Search the data for the word "Florenz" and copy every line where it occurs.

Recorded data:

☆ ☆ ☆

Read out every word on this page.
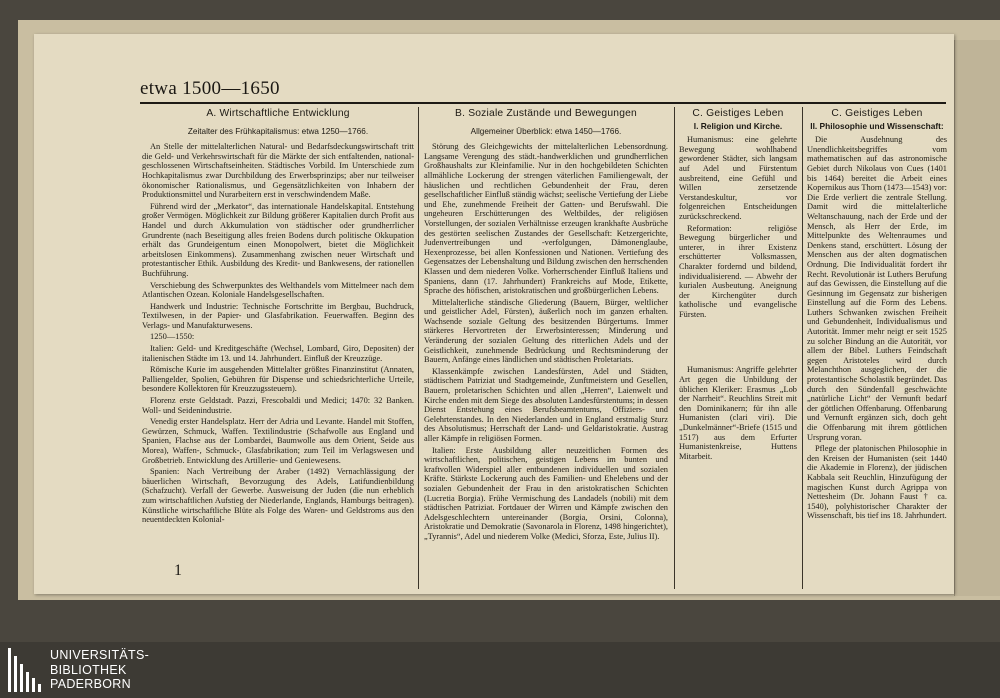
etwa 1500—1650
A. Wirtschaftliche Entwicklung

Zeitalter des Frühkapitalismus: etwa 1250—1766.

An Stelle der mittelalterlichen Natural- und Bedarfsdeckungswirtschaft tritt die Geld- und Verkehrswirtschaft für die Märkte der sich entfaltenden, national-geschlossenen Wirtschaftseinheiten. Städtisches Vorbild. Im Unterschiede zum Hochkapitalismus zwar Durchbildung des Erwerbsprinzips; aber nur teilweiser ökonomischer Rationalismus, und Gegensätzlichkeiten von Inhabern der Produktionsmittel und Nurarbeitern erst in verschwindendem Maße.

Führend wird der „Merkator“, das internationale Handelskapital. Entstehung großer Vermögen. Möglichkeit zur Bildung größerer Kapitalien durch Profit aus Handel und durch Akkumulation von städtischer oder grundherrlicher Grundrente (nach Beseitigung alles freien Bodens durch politische Okkupation erhält das Grundeigentum einen Monopolwert, bietet die Möglichkeit arbeitslosen Einkommens). Zusammenhang zwischen neuer Wirtschaft und protestantischer Ethik. Ausbildung des Kredit- und Bankwesens, der rationellen Buchführung.

Verschiebung des Schwerpunktes des Welthandels vom Mittelmeer nach dem Atlantischen Ozean. Koloniale Handelsgesellschaften.

Handwerk und Industrie: Technische Fortschritte im Bergbau, Buchdruck, Textilwesen, in der Papier- und Glasfabrikation. Feuerwaffen. Beginn des Verlags- und Manufakturwesens.

1250—1550:

Italien: Geld- und Kreditgeschäfte (Wechsel, Lombard, Giro, Depositen) der italienischen Städte im 13. und 14. Jahrhundert. Einfluß der Kreuzzüge.

Römische Kurie im ausgehenden Mittelalter größtes Finanzinstitut (Annaten, Palliengelder, Spolien, Gebühren für Dispense und schiedsrichterliche Urteile, besondere Kollektoren für Kreuzzugssteuern).

Florenz erste Geldstadt. Pazzi, Frescobaldi und Medici; 1470: 32 Banken. Woll- und Seidenindustrie.

Venedig erster Handelsplatz. Herr der Adria und Levante. Handel mit Stoffen, Gewürzen, Schmuck, Waffen. Textilindustrie (Schafwolle aus England und Spanien, Flachse aus der Lombardei, Baumwolle aus dem Orient, Seide aus Morea), Waffen-, Schmuck-, Glasfabrikation; zum Teil im Verlagswesen und Großbetrieb. Entwicklung des Artillerie- und Geniewesens.

Spanien: Nach Vertreibung der Araber (1492) Vernachlässigung der bäuerlichen Wirtschaft, Bevorzugung des Adels, Latifundienbildung (Schafzucht). Verfall der Gewerbe. Ausweisung der Juden (die nun erheblich zum wirtschaftlichen Aufstieg der Niederlande, Englands, Hamburgs beitragen). Künstliche wirtschaftliche Blüte als Folge des Waren- und Geldstroms aus den neuentdeckten Kolonial-

B. Soziale Zustände und Bewegungen

Allgemeiner Überblick: etwa 1450—1766.

Störung des Gleichgewichts der mittelalterlichen Lebensordnung. Langsame Verengung des städt.-handwerklichen und grundherrlichen Großhaushalts zur Kleinfamilie. Nur in den hochgebildeten Schichten allmähliche Lockerung der strengen väterlichen Familiengewalt, der häuslichen und rechtlichen Gebundenheit der Frau, deren gesellschaftlicher Einfluß ständig wächst; seelische Vertiefung der Liebe und Ehe, zunehmende Freiheit der Gatten- und Berufswahl. Die ungeheuren Erschütterungen des Weltbildes, der religiösen Vorstellungen, der sozialen Verhältnisse erzeugen krankhafte Ausbrüche des gestörten seelischen Zustandes der Gesellschaft: Ketzergerichte, Judenvertreibungen und -verfolgungen, Dämonenglaube, Hexenprozesse, bei allen Konfessionen und Nationen. Vertiefung des Gegensatzes der Lebenshaltung und Bildung zwischen den herrschenden Klassen und dem niederen Volke. Vorherrschender Einfluß Italiens und Spaniens, dann (17. Jahrhundert) Frankreichs auf Mode, Etikette, Sprache des höfischen, aristokratischen und großbürgerlichen Lebens.

Mittelalterliche ständische Gliederung (Bauern, Bürger, weltlicher und geistlicher Adel, Fürsten), äußerlich noch im ganzen erhalten. Wachsende soziale Geltung des besitzenden Bürgertums. Immer stärkeres Hervortreten der Erwerbsinteressen; Minderung und Veränderung der sozialen Geltung des ritterlichen Adels und der Geistlichkeit, zunehmende Bedrückung und Rechtsminderung der Bauern, Anfänge eines ländlichen und städtischen Proletariats.

Klassenkämpfe zwischen Landesfürsten, Adel und Städten, städtischem Patriziat und Stadtgemeinde, Zunftmeistern und Gesellen, Bauern, proletarischen Schichten und allen „Herren“, Laienwelt und Kirche enden mit dem Siege des absoluten Landesfürstentums; in dessen Dienst Entstehung eines Berufsbeamtentums, Offiziers- und Gelehrtenstandes. In den Niederlanden und in England erstmalig Sturz des Absolutismus; Herrschaft der Land- und Geldaristokratie. Austrag aller Kämpfe in religiösen Formen.

Italien: Erste Ausbildung aller neuzeitlichen Formen des wirtschaftlichen, politischen, geistigen Lebens im bunten und kraftvollen Widerspiel aller entbundenen individuellen und sozialen Kräfte. Stärkste Lockerung auch des Familien- und Ehelebens und der sozialen Gebundenheit der Frau in den aristokratischen Schichten (Lucretia Borgia). Frühe Vermischung des Landadels (nobili) mit dem städtischen Patriziat. Fortdauer der Wirren und Kämpfe zwischen den Adelsgeschlechtern untereinander (Borgia, Orsini, Colonna), Aristokratie und Demokratie (Savonarola in Florenz, 1498 hingerichtet), „Tyrannis“, Adel und niederem Volke (Medici, Sforza, Este, Julius II).

C. Geistiges Leben
I. Religion und Kirche.

Humanismus: eine gelehrte Bewegung wohlhabend gewordener Städter, sich langsam auf Adel und Fürstentum ausbreitend, eine Gefühl und Willen zersetzende Verstandeskultur, vor folgenreichen Entscheidungen zurückschreckend.

Reformation: religiöse Bewegung bürgerlicher und unterer, in ihrer Existenz erschütterter Volksmassen, Charakter fordernd und bildend, individualisierend. — Abwehr der kurialen Ausbeutung. Aneignung der Kirchengüter durch katholische und evangelische Fürsten.

Humanismus: Angriffe gelehrter Art gegen die Unbildung der üblichen Kleriker: Erasmus „Lob der Narrheit“. Reuchlins Streit mit den Dominikanern; für ihn alle Humanisten (clari viri). Die „Dunkelmänner“-Briefe (1515 und 1517) aus dem Erfurter Humanistenkreise, Huttens Mitarbeit.

C. Geistiges Leben
II. Philosophie und Wissenschaft:

Die Ausdehnung des Unendlichkeitsbegriffes vom mathematischen auf das astronomische Gebiet durch Nikolaus von Cues (1401 bis 1464) bereitet die Arbeit eines Kopernikus aus Thorn (1473—1543) vor: Die Erde verliert die zentrale Stellung. Damit wird die mittelalterliche Weltanschauung, nach der Erde und der Mensch, als Herr der Erde, im Mittelpunkte des Weltenraumes und Denkens stand, erschüttert. Lösung der Menschen aus der alten dogmatischen Ordnung. Die Individualität fordert ihr Recht. Revolutionär ist Luthers Berufung auf das Gewissen, die Einstellung auf die Gesinnung im Gegensatz zur bisherigen Einstellung auf die Form des Lebens. Luthers Schwanken zwischen Freiheit und Gebundenheit, Individualismus und Autorität. Immer mehr neigt er seit 1525 zu solcher Bindung an die Autorität, vor allem der Bibel. Luthers Feindschaft gegen Aristoteles wird durch Melanchthon ausgeglichen, der die protestantische Scholastik begründet. Das durch den Sündenfall geschwächte „natürliche Licht“ der Vernunft bedarf der göttlichen Offenbarung. Offenbarung und Vernunft ergänzen sich, doch geht die Offenbarung mit ihrem göttlichen Ursprung voran.

Pflege der platonischen Philosophie in den Kreisen der Humanisten (seit 1440 die Akademie in Florenz), der jüdischen Kabbala seit Reuchlin, Hinzufügung der magischen Kunst durch Agrippa von Nettesheim (Dr. Johann Faust † ca. 1540), polyhistorischer Charakter der Wissenschaft, bis tief ins 18. Jahrhundert.

1
UNIVERSITÄTS-
BIBLIOTHEK
PADERBORN
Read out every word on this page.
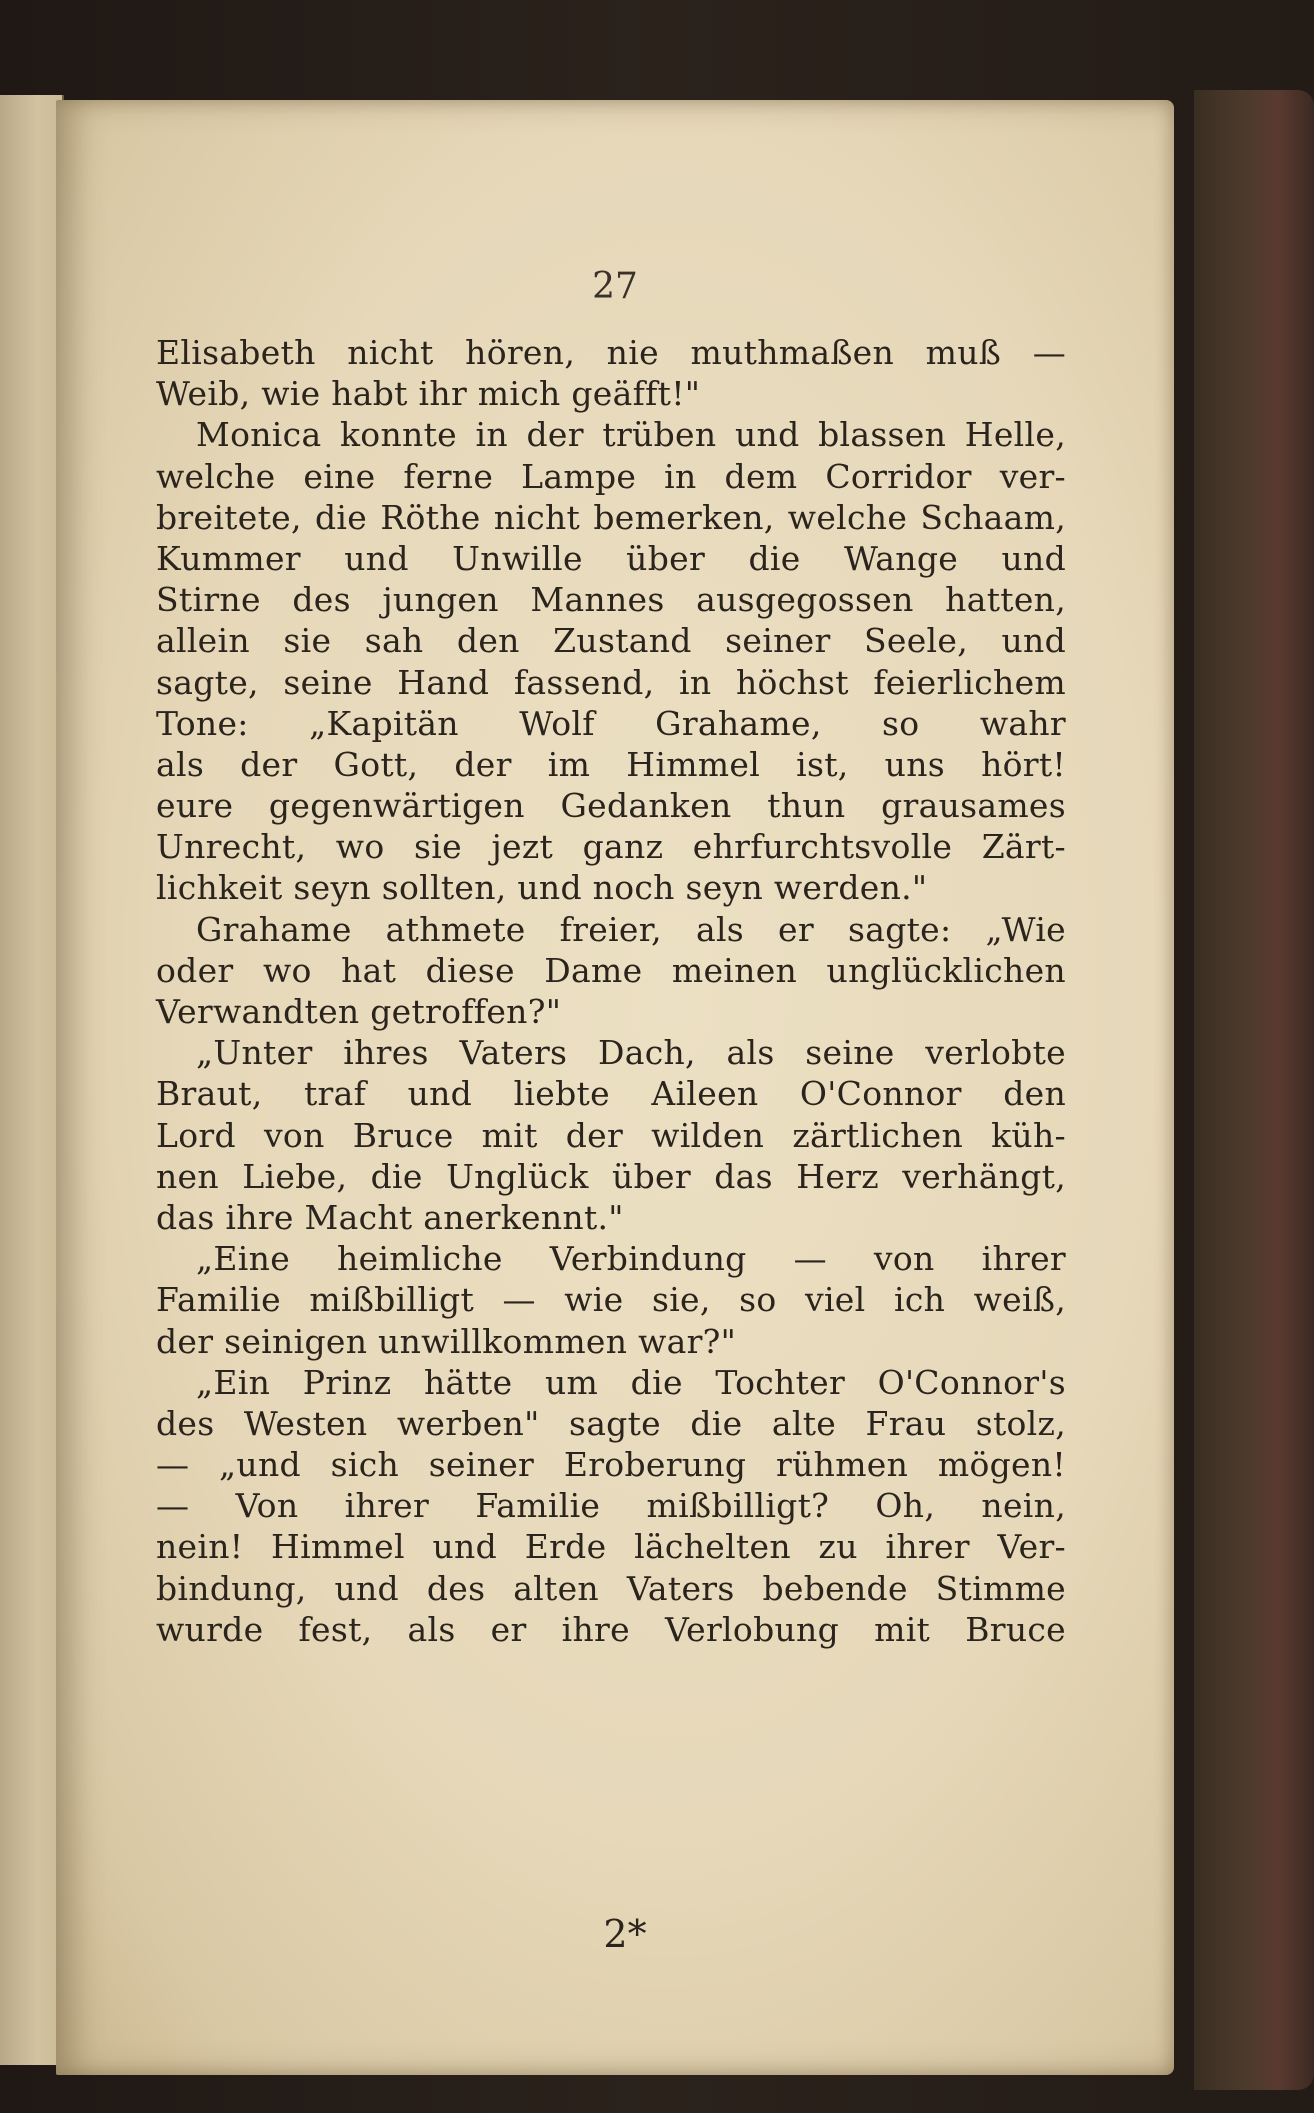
27
Elisabeth nicht hören, nie muthmaßen muß —
Weib, wie habt ihr mich geäfft!"
Monica konnte in der trüben und blassen Helle,
welche eine ferne Lampe in dem Corridor ver-
breitete, die Röthe nicht bemerken, welche Schaam,
Kummer und Unwille über die Wange und
Stirne des jungen Mannes ausgegossen hatten,
allein sie sah den Zustand seiner Seele, und
sagte, seine Hand fassend, in höchst feierlichem
Tone: „Kapitän Wolf Grahame, so wahr
als der Gott, der im Himmel ist, uns hört!
eure gegenwärtigen Gedanken thun grausames
Unrecht, wo sie jezt ganz ehrfurchtsvolle Zärt-
lichkeit seyn sollten, und noch seyn werden."
Grahame athmete freier, als er sagte: „Wie
oder wo hat diese Dame meinen unglücklichen
Verwandten getroffen?"
„Unter ihres Vaters Dach, als seine verlobte
Braut, traf und liebte Aileen O'Connor den
Lord von Bruce mit der wilden zärtlichen küh-
nen Liebe, die Unglück über das Herz verhängt,
das ihre Macht anerkennt."
„Eine heimliche Verbindung — von ihrer
Familie mißbilligt — wie sie, so viel ich weiß,
der seinigen unwillkommen war?"
„Ein Prinz hätte um die Tochter O'Connor's
des Westen werben" sagte die alte Frau stolz,
— „und sich seiner Eroberung rühmen mögen!
— Von ihrer Familie mißbilligt? Oh, nein,
nein! Himmel und Erde lächelten zu ihrer Ver-
bindung, und des alten Vaters bebende Stimme
wurde fest, als er ihre Verlobung mit Bruce
2*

☆ ☆ ☆

EXPECTED OUTPUT
Florenz erste Geldstadt. Pazzi, Frescobaldi und Medici; 1470: 32 Banken. Woll- und Seidenindustrie.
Italien: Erste Ausbildung aller neuzeitlichen Formen des wirtschaftlichen, politischen, geistigen Lebens im bunten und kraftvollen Widerspiel aller entbundenen individuellen und sozialen Kräfte. Stärkste Lockerung auch des Familien- und Ehelebens und der sozialen Gebundenheit der Frau in den aristokratischen Schichten (Lucretia Borgia). Frühe Vermischung des Landadels (nobili) mit dem städtischen Patriziat. Fortdauer der Wirren und Kämpfe zwischen den Adelsgeschlechtern untereinander (Borgia, Orsini, Colonna), Aristokratie und Demokratie (Savonarola in Florenz, 1498 hingerichtet), „Tyrannis“, Adel und niederem Volke (Medici, Sforza, Este, Julius II).
Pflege der platonischen Philosophie in den Kreisen der Humanisten (seit 1440 die Akademie in Florenz), der jüdischen Kabbala seit Reuchlin, Hinzufügung der magischen Kunst durch Agrippa von Nettesheim (Dr. Johann Faust † ca. 1540), polyhistorischer Charakter der Wissenschaft, bis tief ins 18. Jahrhundert.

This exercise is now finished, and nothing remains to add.